Trecho
________________________________________

Leitores Online

quarta-feira, 11 de setembro de 2013

A estratégia por trás do iPhone 5c


Há alguns dias, estreei no MacMagazine com um post falando sobre as possíveis consequências do preço do iPhone 5c.

Por que esse assunto é importante? Porque a estratégia de preço da Apple para este produto específico pode representar seu sucesso ou fracasso em mercados altamente disputados, como a Ásia. E pode ainda conter o crescimento do Android.

Pois bem. Agora não é mais futurologia. Os preços e modelos foram divulgados ontem e, exatamente pela importância do assunto, acho que vale um debriefing.

O iPhone 5c foi posicionado entre o 5s e o 4s. Até aí, nenhuma surpresa.

Os preços foram colocados abaixo da faixa de US$200, como esperado — US$99/US$199 (16GB/32GB). O problema, no entanto, está no fato de que esses preços referem-se ao iPhone 5c com um contrato mínimo de dois anos.

Sem contrato, como provavelmente será o caso de boa parte dos consumidores nos mercados para os quais imaginávamos que a Apple apresentaria um produto popular, os preços sobem para US$549/US$649 (16GB/32GB).

Ou seja, o iPhone 5c definitivamente não é um produto popular.

E mais: tem o preço que se esperaria para o iPhone 5 com desconto, agora que o 5s chegou. Só que, apesar de ter quase as mesmas características do agora descontinuado 5, é muito mais barato para ser produzido. Assim, crescerá a margem de lucro da Apple. Maior, obviamente, do que se o 5 fosse vendido com desconto.

A conclusão do analista português Paulo Santos é muito importante: este detalhe na política de preço anula o risco de canibalização entre 5c e 5s.

Na verdade a Apple enganou a todos, criando um produto mais barato, com maior margem e se livrando do risco de canibalização e redução de margem que a manutenção do iPhone 5, com desconto, representaria.
 
Se essa é uma notícia que deve levar as ações para cima, a má é que a Apple não tem um produto forte para o consumidor que procura um smartphone low-end. A esperança fica por conta de uma alta penetração com preço subsidiado nas operadoras China Mobile e NTT DoCoMo, o que dificilmente impedirá que o Android continue a crescer seu market share.

Ficamos, assim, com a seguinte estratégia: a Apple empurrou com a barriga o problema da hegemonia de mercado. Os lançamentos são ótimos para garantir acionistas felizes com os dividendos, mas não fazem frente ao crescimento do Android.

________________________________________

Dados para análise

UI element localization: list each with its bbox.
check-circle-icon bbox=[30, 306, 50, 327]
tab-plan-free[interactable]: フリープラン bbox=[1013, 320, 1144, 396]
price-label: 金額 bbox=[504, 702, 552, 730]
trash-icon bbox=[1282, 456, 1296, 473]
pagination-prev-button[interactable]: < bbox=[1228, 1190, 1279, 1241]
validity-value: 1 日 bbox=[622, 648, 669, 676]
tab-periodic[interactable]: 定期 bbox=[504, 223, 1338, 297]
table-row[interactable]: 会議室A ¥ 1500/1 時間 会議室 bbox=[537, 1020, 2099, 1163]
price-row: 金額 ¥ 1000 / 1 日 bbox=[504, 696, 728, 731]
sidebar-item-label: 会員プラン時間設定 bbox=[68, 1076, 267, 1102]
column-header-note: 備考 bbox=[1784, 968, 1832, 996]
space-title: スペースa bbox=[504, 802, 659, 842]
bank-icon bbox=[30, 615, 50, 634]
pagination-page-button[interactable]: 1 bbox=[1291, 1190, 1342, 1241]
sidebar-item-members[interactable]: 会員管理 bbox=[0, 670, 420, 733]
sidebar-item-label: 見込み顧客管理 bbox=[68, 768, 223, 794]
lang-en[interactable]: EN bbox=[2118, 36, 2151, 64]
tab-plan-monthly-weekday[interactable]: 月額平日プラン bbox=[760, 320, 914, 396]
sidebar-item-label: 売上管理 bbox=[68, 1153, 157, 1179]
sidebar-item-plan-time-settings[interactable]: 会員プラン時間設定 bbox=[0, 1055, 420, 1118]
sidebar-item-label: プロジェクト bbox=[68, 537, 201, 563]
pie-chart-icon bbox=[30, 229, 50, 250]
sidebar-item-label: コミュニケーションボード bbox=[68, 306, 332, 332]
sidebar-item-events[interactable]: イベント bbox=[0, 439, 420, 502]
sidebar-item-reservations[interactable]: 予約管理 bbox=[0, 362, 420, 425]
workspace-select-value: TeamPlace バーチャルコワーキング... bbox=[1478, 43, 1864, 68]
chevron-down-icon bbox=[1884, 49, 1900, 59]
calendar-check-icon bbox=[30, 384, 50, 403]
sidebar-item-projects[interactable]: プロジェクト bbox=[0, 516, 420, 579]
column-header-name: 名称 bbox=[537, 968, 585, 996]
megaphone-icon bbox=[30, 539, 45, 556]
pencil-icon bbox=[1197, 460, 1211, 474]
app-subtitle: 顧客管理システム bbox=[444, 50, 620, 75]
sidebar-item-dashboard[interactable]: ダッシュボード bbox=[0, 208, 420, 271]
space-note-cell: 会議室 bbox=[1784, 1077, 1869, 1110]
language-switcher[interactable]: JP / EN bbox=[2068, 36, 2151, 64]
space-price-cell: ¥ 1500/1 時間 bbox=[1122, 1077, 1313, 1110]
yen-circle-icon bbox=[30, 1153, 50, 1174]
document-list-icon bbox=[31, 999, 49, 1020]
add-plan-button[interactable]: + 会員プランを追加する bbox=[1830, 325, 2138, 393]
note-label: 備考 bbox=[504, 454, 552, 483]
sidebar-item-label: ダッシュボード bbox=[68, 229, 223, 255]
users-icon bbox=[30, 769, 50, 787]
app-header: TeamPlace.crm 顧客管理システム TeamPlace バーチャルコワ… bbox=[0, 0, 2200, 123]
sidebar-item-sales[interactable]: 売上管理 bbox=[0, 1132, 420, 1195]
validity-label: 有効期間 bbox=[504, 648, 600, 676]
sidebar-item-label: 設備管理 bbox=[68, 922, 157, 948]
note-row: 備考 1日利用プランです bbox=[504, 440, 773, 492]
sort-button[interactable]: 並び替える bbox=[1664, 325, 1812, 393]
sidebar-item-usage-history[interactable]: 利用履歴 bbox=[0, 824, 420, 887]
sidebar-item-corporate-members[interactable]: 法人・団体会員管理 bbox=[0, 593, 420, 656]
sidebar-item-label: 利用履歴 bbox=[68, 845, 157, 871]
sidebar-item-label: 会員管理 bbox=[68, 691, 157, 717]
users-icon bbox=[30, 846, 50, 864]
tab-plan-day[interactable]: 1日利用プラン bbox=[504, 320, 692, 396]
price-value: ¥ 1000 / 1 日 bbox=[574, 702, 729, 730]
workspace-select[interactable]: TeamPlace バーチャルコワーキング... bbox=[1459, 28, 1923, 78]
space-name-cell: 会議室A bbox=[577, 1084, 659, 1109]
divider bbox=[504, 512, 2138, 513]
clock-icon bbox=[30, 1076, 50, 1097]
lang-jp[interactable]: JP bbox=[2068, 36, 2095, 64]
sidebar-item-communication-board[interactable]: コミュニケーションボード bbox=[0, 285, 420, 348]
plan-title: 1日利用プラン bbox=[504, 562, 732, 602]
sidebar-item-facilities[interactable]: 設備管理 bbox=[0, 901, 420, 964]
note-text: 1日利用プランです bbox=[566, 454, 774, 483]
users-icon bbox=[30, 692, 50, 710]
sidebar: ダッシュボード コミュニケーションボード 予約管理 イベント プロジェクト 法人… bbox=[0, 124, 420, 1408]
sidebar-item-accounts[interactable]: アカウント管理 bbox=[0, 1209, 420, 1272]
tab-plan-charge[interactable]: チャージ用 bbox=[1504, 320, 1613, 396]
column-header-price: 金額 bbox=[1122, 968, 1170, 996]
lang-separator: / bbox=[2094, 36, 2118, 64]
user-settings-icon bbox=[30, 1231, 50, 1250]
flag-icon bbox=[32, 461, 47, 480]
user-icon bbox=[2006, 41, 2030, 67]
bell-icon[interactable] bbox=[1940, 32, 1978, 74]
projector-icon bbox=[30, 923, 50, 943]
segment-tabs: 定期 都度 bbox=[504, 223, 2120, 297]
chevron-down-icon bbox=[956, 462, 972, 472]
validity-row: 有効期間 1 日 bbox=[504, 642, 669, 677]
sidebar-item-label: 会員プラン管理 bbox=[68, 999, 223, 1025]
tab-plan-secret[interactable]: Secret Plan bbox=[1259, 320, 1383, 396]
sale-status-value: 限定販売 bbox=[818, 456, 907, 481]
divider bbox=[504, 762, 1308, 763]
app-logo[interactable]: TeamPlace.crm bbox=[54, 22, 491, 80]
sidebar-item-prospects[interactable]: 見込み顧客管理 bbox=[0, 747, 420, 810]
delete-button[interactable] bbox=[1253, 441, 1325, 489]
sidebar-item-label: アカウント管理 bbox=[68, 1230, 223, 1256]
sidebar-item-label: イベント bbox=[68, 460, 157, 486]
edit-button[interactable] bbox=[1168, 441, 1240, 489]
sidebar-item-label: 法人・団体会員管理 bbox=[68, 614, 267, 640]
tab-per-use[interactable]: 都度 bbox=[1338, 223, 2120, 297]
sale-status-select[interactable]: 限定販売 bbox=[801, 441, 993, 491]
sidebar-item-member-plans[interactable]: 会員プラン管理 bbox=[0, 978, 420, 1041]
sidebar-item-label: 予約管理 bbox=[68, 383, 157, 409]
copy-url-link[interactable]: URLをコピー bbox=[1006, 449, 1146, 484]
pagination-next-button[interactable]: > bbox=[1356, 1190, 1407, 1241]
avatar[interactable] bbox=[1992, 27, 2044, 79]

________________________________________

Instruções de trabalho
1 - Extraia do trecho sobre o iPhone 5c a parte que vai de "Pois bem. Agora" até "vale um debriefing.", inclusive.
2 - No trecho sobre o iPhone 5c, quanto custam sem contrato os modelos de 16GB e de 32GB?

Resultados por tarefa
1 -
Pois bem. Agora não é mais futurologia. Os preços e modelos foram divulgados ontem e, exatamente pela importância do assunto, acho que vale um debriefing.

2 - US$549 o de 16GB e US$649 o de 32GB.